• Source:
-- START --

[I18n-sig] JapaneseCodecs 1.1 with ISO-2022-JP codec
Martin v. Loewis
martin@loewis.home.cs.tu-berlin.de
Fri, 24 Nov 2000 22:28:38 +0100
> ReadStream.readline() reads lines by calling readline() of
> the underlying stream object, and converts them into Unicode
> objects. Therefore, line breaking is done in the layer of
> native encodings. I believe it works well for at least the
> three Japanese encodings.
That is the case that may make trouble. Consider u"Hello\nWorld" in
UTF-16LE; it is
H \0 e \0 l \0 l \0 o \0 \n \0 W \0 r \0 l \0 d \0
Now, if you do readline on the underlying stream, you get
H \0 e \0 l \0 l \0 o \0 \n
Passing that to the UTF-16 decoder causes an exception: this is an
uneven number of bytes, which is illegal in UTF-16 (it should have
read \n\0 instead).
I was merely asking for confirmation that this is not a problem in
your encodings (i.e. the byte \012 always means newline, no matter
where it appears in the encoding).
> However, ReadStream.readlines() reads a Unicode character sequence
> by calling ReadStream.read() internally, and breaks it into a set of
> lines by looking for a CR. Is there a case that this does not work?
No, that should work just fine.
Thanks,
Martin

-- END --

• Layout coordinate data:
-- START --

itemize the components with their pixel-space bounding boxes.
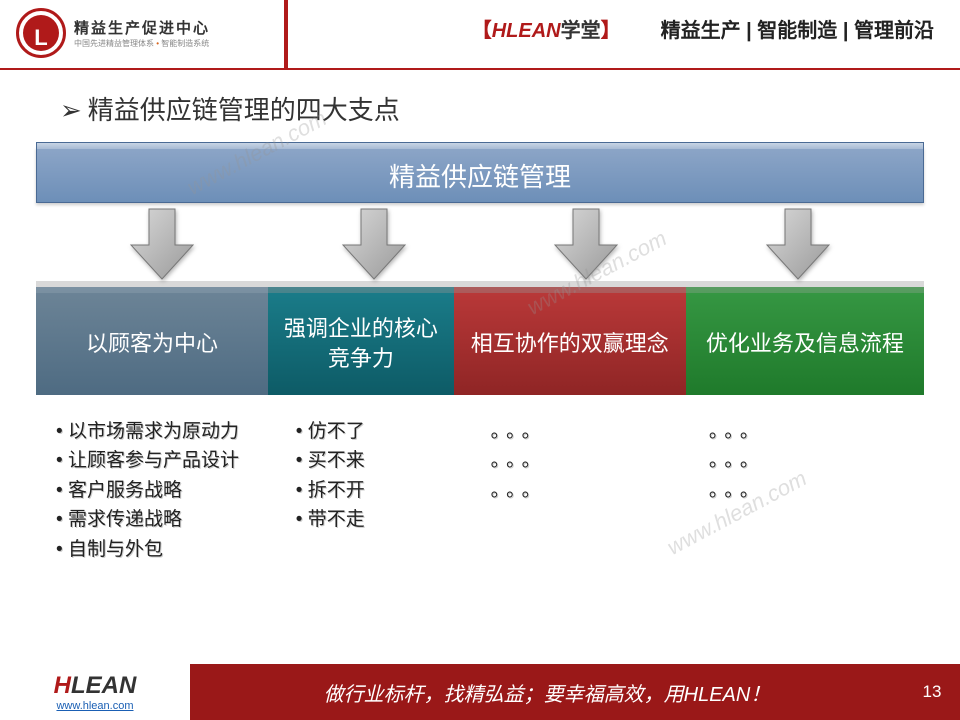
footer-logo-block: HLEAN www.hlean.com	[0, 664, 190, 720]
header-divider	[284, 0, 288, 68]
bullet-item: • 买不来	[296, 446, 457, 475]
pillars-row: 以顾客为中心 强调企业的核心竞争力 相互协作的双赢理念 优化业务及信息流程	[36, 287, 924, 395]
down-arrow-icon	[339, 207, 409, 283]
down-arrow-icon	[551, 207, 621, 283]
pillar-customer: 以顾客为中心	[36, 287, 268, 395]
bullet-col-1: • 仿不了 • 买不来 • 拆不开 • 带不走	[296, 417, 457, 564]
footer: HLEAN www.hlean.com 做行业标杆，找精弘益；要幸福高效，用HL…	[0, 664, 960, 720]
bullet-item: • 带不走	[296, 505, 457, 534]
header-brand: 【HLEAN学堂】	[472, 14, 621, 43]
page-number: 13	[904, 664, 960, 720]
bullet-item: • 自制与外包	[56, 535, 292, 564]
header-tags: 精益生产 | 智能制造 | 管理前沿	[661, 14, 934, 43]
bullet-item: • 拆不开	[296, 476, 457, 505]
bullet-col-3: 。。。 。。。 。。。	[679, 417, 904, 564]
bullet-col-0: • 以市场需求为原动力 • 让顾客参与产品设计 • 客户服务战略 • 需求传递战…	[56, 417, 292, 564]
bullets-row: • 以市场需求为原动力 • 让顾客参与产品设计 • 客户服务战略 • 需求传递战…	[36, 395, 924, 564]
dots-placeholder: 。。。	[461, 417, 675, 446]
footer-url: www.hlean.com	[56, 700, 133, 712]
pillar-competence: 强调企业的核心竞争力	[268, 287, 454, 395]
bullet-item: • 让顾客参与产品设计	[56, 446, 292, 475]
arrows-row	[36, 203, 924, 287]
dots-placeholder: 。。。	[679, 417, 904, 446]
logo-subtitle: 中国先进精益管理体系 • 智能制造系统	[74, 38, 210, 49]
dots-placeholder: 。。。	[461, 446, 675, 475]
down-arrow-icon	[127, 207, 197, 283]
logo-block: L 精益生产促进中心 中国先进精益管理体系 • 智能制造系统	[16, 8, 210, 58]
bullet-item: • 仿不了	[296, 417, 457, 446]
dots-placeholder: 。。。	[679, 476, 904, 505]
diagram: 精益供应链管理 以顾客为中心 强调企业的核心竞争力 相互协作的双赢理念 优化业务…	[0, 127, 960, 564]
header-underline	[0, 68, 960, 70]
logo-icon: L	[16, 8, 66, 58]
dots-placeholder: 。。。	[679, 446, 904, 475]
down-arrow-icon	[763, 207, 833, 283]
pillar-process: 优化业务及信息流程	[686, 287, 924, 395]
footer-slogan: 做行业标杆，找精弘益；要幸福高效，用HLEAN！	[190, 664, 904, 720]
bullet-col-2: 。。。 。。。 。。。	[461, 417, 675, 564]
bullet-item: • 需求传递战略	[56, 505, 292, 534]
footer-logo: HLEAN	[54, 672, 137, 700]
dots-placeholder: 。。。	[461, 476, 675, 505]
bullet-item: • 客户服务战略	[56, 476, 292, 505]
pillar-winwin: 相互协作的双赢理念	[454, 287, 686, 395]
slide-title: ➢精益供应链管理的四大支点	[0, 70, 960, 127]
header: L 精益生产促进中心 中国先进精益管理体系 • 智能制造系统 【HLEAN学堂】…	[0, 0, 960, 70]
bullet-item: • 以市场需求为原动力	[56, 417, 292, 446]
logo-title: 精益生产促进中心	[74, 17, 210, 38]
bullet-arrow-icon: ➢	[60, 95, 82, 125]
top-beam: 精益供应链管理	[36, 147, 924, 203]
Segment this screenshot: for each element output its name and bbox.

-- END --

• Stated task: Write out the passage of the post on the ISO-2022-JP codec from "I was merely" to "in the encoding).", word for word. The listing stands apart from the post and is separate material.

• Output:
I was merely asking for confirmation that this is not a problem in
your encodings (i.e. the byte \012 always means newline, no matter
where it appears in the encoding).